• [Short task]:
Check every line below for the word "content" and copy the ones that have it.

──────── Records for the exercise ────────

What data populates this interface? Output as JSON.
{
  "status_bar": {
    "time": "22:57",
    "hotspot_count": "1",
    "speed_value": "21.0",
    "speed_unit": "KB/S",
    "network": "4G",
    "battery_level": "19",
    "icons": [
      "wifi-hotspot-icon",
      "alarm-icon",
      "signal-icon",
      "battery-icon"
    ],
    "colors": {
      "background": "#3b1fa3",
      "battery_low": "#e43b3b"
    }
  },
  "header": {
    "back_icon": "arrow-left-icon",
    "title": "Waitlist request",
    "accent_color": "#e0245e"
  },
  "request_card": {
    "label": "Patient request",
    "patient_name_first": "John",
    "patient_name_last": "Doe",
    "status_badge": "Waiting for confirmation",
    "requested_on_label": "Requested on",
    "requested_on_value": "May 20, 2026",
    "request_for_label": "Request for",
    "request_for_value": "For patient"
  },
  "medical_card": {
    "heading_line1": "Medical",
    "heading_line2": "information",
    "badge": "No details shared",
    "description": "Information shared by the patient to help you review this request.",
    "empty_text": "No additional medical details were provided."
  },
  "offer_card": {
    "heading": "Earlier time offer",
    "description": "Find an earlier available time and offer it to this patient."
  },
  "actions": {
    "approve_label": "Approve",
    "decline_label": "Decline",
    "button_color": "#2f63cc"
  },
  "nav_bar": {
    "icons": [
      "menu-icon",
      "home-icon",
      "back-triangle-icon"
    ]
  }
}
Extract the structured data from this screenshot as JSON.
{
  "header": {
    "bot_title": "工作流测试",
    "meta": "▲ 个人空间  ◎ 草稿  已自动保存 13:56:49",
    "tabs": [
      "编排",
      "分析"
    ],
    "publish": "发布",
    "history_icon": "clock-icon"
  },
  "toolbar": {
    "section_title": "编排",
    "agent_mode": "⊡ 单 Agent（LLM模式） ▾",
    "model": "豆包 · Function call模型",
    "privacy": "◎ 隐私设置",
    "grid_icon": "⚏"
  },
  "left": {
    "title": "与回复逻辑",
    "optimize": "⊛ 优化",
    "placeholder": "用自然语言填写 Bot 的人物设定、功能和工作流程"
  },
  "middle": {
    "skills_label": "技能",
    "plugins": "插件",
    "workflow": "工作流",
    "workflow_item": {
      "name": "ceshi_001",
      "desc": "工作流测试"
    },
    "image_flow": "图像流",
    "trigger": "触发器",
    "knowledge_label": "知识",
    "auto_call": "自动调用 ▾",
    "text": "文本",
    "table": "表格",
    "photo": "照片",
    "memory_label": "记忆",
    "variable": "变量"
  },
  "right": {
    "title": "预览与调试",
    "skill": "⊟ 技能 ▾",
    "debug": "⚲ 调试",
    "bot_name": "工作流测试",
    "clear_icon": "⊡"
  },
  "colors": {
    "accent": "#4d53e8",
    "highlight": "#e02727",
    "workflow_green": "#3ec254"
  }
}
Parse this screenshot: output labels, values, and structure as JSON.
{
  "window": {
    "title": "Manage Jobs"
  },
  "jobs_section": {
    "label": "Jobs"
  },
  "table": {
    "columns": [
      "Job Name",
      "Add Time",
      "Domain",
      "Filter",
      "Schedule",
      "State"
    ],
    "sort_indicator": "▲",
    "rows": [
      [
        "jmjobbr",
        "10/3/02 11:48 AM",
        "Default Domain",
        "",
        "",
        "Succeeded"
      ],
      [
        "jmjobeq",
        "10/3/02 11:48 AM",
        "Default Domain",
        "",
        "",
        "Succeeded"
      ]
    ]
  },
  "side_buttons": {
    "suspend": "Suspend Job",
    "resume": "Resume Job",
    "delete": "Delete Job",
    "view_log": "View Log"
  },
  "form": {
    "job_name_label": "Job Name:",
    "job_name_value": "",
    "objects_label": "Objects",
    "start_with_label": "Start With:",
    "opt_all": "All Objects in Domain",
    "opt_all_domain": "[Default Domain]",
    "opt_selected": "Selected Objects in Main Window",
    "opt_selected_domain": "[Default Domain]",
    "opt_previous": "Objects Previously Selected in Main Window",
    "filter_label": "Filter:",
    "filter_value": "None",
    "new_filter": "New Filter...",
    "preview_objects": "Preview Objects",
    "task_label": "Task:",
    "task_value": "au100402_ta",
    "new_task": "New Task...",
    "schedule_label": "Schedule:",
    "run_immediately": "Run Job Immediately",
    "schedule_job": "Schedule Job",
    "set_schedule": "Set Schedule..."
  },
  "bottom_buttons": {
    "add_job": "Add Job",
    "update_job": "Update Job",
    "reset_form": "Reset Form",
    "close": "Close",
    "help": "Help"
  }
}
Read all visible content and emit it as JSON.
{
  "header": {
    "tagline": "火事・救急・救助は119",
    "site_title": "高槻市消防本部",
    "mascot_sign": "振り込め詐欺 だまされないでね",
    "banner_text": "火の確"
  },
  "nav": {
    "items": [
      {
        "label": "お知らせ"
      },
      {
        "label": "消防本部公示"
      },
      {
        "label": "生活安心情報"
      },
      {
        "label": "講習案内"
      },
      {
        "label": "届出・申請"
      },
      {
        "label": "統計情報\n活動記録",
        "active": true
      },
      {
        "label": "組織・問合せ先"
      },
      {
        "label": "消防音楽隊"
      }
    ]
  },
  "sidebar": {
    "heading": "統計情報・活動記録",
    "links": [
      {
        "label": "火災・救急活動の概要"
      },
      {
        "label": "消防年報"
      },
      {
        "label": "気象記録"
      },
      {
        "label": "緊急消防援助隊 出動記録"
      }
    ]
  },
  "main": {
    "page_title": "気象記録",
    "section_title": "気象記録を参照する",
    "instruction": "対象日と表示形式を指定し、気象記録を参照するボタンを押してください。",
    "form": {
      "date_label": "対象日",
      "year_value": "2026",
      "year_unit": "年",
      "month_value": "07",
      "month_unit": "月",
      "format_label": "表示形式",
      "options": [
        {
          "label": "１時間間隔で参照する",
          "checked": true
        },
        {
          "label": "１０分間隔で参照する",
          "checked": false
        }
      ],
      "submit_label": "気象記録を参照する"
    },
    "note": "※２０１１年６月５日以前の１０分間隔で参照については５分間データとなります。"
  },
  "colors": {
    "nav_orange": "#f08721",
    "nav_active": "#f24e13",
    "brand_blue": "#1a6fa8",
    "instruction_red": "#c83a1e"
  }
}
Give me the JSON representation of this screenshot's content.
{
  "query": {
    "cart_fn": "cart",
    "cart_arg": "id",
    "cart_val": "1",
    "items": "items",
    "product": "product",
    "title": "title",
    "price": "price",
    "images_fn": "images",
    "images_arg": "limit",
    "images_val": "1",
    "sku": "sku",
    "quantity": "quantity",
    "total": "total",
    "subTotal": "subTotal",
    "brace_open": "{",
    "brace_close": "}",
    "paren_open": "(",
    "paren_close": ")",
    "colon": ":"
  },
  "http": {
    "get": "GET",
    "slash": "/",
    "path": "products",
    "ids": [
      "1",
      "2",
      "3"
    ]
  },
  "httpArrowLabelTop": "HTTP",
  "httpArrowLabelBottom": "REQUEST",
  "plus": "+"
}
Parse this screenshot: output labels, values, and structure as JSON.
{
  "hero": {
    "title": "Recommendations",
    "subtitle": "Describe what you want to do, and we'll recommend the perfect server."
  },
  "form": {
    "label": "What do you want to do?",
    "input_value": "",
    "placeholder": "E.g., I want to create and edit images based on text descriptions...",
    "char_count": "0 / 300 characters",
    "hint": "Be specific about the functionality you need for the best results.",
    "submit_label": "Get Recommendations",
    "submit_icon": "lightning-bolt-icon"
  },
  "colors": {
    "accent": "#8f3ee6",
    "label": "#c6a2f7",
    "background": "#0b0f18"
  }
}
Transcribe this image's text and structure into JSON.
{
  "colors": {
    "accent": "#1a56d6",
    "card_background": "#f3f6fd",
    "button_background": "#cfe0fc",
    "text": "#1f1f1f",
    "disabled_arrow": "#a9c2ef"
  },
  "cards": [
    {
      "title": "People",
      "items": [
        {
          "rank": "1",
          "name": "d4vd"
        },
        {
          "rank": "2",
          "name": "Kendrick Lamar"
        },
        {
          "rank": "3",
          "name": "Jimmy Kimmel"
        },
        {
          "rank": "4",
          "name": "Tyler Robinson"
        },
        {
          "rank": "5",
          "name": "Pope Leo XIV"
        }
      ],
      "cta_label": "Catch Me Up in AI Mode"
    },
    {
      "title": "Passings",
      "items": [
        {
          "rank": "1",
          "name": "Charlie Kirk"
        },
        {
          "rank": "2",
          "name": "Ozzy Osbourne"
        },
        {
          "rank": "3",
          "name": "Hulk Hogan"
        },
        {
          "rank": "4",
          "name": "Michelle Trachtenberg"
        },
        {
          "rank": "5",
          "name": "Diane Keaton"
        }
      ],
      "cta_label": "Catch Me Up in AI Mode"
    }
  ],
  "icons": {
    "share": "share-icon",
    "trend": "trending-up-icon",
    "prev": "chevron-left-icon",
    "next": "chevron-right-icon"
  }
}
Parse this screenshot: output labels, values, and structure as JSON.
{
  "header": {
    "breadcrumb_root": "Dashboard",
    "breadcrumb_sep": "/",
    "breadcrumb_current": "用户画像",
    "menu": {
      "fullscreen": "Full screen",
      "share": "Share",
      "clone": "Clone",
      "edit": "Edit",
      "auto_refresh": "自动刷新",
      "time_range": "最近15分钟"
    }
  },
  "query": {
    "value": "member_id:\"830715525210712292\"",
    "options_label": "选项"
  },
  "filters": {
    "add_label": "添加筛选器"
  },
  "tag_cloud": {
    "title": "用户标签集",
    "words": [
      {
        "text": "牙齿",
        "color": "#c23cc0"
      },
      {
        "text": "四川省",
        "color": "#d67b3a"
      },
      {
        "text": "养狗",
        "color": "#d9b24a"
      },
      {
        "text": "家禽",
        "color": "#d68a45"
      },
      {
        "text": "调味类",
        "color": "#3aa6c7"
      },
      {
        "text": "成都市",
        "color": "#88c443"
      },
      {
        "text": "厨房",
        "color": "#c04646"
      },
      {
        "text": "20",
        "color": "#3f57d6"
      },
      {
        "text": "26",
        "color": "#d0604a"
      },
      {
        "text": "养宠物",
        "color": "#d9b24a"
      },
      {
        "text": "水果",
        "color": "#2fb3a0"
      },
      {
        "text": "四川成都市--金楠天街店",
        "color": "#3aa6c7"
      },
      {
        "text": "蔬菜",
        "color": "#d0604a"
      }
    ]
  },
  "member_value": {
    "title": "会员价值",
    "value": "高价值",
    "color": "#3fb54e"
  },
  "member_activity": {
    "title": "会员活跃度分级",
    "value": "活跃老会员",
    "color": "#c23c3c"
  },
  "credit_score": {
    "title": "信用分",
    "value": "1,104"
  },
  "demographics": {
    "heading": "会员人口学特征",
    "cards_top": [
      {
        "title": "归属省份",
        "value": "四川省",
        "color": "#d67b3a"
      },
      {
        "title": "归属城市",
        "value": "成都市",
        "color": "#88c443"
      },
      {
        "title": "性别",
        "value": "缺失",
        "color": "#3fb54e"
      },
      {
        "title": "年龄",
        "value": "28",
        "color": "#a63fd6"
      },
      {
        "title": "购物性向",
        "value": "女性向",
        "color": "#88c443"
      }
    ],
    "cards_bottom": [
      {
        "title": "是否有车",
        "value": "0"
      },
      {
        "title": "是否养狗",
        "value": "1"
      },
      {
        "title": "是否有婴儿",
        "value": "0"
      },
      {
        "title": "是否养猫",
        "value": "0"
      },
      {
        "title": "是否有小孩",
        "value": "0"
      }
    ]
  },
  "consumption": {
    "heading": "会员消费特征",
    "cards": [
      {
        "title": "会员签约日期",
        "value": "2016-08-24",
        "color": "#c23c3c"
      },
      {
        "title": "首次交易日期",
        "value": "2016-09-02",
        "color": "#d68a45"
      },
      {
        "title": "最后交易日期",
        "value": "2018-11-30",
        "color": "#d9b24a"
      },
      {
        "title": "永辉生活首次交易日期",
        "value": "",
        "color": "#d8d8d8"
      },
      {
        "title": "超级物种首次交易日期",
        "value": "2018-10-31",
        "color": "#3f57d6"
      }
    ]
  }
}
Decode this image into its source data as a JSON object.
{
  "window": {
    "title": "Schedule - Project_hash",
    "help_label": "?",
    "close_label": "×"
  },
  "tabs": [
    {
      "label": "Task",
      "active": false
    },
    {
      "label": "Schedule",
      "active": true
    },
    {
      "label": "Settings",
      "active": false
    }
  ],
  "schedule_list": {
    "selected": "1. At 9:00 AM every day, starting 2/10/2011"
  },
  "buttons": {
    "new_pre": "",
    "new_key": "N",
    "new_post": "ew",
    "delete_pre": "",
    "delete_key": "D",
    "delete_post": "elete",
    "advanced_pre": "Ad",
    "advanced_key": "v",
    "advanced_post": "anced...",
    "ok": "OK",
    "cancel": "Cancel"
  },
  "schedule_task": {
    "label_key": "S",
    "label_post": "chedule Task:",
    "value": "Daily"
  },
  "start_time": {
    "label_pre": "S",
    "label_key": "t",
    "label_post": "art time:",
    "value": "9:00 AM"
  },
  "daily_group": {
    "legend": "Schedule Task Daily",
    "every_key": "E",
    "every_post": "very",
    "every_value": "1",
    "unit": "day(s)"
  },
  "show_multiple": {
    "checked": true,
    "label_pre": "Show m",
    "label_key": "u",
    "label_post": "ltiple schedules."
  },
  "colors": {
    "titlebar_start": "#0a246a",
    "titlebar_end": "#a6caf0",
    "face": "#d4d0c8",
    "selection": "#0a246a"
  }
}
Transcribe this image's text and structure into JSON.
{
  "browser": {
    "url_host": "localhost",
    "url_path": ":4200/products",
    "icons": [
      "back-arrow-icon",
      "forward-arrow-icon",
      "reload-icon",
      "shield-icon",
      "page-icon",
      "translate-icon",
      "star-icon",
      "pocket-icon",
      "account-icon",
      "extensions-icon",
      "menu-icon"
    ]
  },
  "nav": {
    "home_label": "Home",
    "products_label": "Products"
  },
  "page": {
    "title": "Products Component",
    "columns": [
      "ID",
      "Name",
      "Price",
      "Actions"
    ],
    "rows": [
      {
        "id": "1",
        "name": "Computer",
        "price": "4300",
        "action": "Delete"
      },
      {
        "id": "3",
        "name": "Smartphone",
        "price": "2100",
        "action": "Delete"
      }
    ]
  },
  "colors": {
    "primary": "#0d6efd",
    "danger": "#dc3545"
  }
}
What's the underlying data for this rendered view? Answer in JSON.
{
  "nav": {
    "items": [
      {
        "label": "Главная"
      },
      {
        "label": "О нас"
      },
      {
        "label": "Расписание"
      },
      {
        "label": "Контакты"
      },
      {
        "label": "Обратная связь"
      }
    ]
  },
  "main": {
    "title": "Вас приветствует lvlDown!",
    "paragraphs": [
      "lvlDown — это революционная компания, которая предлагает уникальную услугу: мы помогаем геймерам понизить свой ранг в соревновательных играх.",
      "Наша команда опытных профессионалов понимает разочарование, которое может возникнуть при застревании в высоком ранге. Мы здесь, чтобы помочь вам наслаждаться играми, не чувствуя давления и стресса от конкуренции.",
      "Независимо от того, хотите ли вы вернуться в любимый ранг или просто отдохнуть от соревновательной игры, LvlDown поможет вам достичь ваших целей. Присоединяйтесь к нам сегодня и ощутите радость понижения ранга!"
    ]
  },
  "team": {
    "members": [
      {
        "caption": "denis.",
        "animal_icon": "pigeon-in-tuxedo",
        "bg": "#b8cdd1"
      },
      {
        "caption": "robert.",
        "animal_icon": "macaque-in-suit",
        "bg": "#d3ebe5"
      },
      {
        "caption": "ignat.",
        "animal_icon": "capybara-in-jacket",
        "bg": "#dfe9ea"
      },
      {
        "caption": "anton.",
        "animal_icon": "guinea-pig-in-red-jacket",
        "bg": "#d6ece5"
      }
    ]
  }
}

────────

• [Solution]:
Read all visible content and emit it as JSON.
Give me the JSON representation of this screenshot's content.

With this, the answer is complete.